Saved data entries
•••

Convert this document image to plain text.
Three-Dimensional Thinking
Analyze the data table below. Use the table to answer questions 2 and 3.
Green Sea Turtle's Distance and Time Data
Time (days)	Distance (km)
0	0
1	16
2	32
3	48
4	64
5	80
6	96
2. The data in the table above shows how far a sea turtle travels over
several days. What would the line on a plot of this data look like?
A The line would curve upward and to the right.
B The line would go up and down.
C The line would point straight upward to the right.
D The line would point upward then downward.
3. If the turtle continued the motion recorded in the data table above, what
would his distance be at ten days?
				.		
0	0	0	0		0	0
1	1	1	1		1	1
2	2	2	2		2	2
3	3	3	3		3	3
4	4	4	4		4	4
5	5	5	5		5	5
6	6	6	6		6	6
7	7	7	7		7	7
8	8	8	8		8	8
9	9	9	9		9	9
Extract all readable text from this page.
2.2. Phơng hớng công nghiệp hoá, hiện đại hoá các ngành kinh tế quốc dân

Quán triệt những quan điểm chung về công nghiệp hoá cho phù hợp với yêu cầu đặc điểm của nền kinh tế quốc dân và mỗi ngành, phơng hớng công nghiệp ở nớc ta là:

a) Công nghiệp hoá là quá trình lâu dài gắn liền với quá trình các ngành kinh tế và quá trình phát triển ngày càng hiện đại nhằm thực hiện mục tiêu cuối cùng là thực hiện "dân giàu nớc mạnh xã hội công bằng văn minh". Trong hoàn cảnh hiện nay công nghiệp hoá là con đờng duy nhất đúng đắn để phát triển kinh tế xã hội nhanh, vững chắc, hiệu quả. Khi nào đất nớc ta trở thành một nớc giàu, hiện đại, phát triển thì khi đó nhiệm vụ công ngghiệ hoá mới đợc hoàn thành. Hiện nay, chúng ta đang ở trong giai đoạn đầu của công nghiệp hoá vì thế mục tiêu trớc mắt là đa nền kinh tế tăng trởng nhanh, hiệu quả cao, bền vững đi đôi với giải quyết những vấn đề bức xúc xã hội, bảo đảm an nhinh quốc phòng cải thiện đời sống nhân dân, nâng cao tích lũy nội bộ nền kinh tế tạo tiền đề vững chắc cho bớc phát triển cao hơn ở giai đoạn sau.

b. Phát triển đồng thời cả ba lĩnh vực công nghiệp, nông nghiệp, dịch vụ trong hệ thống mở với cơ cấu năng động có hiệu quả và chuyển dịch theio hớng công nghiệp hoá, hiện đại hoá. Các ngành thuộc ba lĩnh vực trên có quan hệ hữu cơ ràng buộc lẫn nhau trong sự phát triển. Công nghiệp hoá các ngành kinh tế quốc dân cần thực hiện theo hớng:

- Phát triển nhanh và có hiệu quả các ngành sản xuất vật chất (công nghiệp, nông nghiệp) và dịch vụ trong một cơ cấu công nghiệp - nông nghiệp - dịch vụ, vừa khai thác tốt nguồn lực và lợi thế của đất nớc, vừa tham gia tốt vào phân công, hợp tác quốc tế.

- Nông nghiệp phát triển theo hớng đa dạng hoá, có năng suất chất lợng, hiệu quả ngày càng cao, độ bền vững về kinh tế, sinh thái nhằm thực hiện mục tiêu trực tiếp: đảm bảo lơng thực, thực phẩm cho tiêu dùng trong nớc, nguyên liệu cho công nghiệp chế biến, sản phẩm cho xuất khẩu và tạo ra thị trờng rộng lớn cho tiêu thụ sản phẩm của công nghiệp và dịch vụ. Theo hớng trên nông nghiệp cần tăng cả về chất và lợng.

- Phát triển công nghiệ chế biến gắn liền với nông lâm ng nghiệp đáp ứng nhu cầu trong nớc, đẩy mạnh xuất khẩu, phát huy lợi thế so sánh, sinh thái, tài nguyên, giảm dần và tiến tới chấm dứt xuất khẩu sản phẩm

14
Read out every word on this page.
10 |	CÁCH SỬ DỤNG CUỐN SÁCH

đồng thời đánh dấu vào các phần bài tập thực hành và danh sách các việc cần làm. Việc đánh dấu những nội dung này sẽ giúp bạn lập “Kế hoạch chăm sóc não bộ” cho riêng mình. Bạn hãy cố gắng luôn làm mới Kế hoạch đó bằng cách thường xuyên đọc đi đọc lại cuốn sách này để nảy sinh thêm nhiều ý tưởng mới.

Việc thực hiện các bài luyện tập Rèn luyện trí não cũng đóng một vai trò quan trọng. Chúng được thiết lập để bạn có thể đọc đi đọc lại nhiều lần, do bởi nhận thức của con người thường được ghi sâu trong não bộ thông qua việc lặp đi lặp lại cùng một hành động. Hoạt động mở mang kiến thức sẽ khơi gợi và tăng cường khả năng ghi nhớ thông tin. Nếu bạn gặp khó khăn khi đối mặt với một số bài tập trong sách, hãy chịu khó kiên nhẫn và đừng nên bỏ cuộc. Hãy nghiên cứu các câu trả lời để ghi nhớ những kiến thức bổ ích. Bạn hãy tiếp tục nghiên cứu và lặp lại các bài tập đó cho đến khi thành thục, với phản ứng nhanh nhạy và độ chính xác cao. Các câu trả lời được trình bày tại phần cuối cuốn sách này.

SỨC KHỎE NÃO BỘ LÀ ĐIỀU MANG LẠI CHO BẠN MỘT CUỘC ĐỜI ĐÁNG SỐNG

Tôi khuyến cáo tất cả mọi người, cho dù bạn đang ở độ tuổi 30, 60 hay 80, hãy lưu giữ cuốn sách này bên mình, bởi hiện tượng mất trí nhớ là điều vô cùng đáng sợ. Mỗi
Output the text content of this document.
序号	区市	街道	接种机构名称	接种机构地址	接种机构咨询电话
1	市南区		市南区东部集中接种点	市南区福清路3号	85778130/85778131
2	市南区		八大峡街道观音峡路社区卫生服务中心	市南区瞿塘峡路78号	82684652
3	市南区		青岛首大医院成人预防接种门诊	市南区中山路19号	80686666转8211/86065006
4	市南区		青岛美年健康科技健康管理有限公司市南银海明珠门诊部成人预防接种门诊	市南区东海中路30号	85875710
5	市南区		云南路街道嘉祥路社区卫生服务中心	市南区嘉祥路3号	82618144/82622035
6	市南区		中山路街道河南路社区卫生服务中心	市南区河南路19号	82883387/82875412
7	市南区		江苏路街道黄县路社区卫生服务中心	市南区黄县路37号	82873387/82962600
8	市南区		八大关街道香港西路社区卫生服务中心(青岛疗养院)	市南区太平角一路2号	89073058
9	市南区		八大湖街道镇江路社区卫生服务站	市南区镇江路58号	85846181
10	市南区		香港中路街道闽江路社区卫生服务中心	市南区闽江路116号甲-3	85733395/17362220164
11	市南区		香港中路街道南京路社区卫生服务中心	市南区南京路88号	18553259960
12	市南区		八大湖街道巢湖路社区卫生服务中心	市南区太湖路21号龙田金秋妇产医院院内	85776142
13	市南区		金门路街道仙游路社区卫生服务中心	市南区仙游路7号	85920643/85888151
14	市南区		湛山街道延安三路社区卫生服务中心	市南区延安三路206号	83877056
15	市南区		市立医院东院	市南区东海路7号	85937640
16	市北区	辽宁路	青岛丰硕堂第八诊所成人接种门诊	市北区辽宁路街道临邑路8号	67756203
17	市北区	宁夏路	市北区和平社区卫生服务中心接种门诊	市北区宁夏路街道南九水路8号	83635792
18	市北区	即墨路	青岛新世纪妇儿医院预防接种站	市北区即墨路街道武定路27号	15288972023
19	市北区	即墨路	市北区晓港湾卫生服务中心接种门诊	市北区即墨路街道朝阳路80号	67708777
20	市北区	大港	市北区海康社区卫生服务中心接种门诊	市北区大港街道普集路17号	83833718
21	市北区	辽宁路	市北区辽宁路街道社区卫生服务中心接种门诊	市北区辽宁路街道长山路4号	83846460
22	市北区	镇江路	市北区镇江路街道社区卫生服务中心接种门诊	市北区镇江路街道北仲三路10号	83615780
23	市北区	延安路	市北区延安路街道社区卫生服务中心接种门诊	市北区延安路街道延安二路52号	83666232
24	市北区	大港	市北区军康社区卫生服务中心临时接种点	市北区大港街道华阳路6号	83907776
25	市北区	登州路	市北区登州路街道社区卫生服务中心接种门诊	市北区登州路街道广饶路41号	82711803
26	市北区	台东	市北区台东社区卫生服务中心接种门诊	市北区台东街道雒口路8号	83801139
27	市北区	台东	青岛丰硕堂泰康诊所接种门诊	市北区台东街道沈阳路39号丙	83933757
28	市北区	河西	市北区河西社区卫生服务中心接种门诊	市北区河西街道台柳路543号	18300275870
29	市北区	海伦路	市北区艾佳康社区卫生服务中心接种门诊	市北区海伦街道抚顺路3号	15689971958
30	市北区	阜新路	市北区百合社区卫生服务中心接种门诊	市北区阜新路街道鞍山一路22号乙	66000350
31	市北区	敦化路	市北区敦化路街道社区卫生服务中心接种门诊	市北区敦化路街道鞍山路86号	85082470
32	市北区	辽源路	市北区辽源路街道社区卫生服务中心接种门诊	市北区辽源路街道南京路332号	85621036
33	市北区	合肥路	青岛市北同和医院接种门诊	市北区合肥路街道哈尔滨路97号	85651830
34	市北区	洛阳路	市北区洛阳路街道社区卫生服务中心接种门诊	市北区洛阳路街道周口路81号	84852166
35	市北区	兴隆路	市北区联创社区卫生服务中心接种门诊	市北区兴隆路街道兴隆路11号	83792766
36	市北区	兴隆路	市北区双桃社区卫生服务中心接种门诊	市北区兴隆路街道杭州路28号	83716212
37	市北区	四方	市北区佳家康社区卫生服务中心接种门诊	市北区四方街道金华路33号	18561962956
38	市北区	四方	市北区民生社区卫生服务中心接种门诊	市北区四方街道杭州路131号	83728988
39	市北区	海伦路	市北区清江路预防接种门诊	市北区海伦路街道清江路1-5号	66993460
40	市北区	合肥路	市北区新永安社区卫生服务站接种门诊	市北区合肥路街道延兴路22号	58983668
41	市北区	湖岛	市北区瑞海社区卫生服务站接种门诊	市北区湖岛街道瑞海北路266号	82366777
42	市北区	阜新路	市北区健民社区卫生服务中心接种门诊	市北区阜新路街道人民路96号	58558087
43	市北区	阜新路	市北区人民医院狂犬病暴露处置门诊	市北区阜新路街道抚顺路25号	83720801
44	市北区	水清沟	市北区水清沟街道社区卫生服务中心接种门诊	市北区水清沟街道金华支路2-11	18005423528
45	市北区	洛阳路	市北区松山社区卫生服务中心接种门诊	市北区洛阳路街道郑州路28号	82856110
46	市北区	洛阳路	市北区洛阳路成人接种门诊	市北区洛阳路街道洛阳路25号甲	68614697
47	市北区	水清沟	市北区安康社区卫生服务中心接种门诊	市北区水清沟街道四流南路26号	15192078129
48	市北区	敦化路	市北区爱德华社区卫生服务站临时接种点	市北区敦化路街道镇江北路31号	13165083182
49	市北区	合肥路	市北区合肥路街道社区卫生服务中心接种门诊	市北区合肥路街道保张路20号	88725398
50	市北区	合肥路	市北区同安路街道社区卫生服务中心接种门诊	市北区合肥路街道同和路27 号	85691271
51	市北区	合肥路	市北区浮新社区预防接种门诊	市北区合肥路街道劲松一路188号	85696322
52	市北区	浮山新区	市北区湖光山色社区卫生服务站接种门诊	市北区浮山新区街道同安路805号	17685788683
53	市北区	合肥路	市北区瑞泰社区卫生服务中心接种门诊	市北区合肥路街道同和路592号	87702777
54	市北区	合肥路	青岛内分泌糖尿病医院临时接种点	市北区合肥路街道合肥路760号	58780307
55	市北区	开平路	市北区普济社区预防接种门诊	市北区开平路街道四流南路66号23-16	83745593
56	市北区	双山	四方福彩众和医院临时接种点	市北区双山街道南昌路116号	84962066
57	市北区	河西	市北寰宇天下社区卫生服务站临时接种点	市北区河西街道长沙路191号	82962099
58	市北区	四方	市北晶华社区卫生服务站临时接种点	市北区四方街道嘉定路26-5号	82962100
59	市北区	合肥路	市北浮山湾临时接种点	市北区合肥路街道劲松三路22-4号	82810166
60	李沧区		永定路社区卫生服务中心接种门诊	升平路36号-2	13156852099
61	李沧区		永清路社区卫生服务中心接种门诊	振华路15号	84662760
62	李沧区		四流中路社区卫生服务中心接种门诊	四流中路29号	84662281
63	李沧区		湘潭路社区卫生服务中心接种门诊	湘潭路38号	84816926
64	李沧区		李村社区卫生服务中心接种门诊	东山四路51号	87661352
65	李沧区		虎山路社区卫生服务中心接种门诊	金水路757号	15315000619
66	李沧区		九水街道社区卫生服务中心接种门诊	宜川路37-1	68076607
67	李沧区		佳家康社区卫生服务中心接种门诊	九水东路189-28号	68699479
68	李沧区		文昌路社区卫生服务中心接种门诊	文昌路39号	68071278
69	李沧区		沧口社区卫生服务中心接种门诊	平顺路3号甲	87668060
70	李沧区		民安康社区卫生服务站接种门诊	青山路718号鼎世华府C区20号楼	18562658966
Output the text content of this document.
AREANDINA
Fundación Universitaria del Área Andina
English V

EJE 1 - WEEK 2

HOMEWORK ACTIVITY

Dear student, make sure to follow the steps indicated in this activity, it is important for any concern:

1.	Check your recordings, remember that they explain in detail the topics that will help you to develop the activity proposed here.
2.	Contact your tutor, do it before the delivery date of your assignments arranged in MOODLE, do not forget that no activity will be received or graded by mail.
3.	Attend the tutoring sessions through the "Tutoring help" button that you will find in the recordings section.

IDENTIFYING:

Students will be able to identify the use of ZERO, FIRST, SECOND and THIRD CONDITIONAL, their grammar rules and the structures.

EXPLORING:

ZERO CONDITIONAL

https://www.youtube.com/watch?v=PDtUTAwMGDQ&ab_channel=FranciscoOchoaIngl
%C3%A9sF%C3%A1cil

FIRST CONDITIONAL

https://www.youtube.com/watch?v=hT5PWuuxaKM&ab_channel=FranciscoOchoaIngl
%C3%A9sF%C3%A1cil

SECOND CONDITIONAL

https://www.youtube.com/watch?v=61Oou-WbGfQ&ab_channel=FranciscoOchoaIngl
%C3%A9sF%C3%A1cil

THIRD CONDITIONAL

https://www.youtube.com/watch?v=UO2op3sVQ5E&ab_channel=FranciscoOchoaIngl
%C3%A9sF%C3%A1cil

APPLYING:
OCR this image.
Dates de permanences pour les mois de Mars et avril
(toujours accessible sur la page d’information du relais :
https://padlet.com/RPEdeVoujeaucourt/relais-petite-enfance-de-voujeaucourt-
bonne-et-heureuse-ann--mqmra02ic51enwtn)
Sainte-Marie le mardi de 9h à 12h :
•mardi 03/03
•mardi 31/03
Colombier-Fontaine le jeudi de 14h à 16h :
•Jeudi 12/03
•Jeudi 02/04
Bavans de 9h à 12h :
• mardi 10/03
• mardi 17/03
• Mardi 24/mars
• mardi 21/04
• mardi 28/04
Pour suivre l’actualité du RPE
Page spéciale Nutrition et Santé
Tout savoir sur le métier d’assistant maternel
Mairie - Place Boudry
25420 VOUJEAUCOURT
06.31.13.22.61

•••

# Problem to solve
Of the lines in the material, how many contain the word "help"? Reply with the number and nothing else.

# Response for this exercise
2